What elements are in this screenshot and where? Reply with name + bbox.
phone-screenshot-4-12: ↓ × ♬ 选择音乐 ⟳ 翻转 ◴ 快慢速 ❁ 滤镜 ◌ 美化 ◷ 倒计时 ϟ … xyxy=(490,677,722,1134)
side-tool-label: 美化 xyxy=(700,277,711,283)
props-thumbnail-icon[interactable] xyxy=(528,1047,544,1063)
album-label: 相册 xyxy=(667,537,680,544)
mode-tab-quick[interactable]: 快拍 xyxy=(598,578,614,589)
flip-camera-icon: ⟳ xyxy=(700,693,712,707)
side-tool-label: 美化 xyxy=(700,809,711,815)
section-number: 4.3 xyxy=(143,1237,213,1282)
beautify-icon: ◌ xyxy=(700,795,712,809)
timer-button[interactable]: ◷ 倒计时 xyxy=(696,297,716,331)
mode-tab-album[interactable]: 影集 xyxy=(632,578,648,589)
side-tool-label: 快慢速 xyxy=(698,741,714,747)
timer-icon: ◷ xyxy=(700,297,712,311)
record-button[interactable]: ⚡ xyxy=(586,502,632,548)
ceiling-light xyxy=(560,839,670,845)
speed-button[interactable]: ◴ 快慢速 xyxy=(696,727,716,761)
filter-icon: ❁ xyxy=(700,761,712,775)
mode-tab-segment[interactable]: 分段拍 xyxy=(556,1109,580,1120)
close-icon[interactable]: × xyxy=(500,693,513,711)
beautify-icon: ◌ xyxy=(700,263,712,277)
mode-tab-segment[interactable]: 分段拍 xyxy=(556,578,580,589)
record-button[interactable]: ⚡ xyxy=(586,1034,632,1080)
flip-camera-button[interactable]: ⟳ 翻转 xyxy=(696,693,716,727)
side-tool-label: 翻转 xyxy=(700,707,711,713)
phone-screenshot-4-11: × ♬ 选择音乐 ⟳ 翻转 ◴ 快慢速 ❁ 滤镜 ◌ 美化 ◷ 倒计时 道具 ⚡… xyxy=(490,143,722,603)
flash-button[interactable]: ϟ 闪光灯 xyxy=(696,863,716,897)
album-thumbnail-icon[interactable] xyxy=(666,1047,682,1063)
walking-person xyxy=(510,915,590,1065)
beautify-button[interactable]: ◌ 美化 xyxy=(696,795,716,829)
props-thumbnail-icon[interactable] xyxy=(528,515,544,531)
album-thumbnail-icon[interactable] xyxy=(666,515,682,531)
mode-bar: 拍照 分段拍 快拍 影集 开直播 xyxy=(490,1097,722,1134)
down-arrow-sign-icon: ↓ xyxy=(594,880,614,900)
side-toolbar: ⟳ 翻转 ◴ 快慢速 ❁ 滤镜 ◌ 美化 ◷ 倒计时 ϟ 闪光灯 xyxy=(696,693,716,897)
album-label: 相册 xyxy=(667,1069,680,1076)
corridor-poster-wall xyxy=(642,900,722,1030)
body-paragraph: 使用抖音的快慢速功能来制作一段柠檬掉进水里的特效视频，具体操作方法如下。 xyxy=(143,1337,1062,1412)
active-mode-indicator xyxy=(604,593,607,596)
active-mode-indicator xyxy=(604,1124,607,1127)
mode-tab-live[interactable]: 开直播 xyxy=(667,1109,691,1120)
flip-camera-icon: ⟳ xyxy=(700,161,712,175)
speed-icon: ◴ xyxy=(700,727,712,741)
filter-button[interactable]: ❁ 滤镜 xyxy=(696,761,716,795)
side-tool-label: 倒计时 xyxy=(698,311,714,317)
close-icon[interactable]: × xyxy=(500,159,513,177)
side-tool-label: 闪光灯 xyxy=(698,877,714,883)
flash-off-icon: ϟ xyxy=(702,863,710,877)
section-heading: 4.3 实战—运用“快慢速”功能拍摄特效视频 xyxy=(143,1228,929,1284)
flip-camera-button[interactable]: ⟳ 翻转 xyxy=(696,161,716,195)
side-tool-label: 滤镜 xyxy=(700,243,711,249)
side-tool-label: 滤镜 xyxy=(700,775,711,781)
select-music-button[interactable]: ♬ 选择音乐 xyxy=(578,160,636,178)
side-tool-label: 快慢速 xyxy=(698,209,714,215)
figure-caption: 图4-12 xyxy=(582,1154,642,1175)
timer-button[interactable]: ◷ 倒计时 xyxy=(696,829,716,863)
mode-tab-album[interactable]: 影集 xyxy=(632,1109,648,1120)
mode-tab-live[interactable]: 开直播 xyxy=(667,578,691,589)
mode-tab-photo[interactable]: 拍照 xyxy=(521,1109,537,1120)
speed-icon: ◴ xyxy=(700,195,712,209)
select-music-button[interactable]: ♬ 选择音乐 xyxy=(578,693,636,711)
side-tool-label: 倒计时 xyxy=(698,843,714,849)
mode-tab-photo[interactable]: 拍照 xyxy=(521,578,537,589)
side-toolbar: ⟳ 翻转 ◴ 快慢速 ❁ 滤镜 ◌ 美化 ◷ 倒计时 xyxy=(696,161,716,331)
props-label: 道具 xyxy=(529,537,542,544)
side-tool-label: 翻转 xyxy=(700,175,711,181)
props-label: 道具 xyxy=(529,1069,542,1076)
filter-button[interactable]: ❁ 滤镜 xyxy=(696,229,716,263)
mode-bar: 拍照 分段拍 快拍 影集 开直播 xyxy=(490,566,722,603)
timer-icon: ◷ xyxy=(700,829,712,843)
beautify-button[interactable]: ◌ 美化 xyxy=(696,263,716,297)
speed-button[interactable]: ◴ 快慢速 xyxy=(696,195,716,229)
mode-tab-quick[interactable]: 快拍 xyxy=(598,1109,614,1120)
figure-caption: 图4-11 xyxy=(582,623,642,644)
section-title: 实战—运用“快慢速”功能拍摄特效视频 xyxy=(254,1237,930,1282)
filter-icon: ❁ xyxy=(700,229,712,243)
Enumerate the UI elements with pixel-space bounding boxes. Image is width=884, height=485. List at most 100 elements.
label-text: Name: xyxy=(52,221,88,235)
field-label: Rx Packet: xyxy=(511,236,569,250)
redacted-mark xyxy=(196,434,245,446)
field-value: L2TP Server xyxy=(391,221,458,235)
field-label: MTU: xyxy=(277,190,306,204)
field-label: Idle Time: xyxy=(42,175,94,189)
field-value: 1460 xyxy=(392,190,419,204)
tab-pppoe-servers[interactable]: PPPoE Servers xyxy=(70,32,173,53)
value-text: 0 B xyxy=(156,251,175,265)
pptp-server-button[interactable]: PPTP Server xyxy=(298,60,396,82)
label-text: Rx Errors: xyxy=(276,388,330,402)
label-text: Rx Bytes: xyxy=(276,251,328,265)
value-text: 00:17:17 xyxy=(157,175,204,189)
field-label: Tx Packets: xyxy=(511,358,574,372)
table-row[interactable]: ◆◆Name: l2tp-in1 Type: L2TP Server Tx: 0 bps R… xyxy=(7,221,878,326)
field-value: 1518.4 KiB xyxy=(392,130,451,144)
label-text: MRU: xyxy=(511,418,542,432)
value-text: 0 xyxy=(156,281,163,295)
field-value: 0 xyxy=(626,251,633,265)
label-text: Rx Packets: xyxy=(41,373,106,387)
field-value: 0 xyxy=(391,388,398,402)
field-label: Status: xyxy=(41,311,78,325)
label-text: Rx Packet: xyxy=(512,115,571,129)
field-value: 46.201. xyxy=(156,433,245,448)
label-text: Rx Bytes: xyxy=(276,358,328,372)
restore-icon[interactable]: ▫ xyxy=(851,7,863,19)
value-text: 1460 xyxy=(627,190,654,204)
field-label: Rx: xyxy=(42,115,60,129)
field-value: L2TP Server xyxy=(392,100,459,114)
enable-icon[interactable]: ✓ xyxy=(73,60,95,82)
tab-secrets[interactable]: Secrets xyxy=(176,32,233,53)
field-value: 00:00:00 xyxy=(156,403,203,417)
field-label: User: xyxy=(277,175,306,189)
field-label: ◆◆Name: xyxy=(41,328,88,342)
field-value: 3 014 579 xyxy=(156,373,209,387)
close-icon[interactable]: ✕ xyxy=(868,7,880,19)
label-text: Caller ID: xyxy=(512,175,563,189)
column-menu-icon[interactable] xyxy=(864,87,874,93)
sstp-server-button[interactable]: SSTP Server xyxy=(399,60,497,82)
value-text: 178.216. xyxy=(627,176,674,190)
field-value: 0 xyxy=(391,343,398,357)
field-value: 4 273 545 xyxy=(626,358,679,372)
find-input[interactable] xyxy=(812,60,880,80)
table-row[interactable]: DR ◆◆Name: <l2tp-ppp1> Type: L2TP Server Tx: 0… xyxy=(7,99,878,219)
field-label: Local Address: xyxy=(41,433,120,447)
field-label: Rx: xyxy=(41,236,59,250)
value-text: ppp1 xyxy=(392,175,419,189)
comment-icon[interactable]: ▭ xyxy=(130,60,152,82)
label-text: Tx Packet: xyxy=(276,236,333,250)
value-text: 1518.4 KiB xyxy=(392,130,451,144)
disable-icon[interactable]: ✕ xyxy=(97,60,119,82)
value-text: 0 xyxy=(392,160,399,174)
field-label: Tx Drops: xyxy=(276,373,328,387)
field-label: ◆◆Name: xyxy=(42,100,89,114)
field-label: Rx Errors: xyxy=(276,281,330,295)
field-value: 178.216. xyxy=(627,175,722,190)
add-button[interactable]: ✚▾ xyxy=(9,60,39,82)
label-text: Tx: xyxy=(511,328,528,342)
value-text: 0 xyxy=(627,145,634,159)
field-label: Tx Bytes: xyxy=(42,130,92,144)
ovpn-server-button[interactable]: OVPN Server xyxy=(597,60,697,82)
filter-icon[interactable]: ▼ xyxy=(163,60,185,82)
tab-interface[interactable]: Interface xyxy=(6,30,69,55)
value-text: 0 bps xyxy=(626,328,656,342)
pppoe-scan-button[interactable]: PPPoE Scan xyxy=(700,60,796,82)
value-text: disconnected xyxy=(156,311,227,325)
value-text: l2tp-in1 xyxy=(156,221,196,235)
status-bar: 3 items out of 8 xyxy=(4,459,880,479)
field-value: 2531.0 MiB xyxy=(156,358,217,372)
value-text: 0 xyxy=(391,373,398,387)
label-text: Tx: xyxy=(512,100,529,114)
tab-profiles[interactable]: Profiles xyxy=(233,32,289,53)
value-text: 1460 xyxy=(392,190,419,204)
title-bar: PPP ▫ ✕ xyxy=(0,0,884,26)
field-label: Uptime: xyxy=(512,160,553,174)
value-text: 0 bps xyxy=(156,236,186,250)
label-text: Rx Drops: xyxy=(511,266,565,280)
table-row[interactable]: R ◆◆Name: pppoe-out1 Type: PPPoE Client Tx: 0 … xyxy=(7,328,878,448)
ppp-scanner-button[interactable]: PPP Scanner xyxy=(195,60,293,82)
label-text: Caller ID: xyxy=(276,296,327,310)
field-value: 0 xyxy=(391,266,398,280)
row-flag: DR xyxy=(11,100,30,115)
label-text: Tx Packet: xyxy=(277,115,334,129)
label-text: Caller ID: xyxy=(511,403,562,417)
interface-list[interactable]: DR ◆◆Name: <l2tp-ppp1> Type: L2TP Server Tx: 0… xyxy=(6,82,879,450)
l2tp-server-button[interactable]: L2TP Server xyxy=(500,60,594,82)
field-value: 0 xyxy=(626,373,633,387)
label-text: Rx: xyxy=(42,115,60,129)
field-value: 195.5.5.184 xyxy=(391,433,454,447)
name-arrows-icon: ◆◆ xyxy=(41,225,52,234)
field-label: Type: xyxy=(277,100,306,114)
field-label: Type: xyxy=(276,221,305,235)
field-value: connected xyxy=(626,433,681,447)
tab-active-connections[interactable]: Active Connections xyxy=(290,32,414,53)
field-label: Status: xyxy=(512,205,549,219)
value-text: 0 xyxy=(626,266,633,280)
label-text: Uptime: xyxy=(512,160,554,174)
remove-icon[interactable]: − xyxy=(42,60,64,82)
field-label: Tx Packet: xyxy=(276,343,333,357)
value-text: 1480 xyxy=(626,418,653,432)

********

Which lines of the records above contain the string "photo", matching case? Show each of them in full.

mode-tab-photo[interactable]: 拍照 xyxy=(521,1109,537,1120)
mode-tab-photo[interactable]: 拍照 xyxy=(521,578,537,589)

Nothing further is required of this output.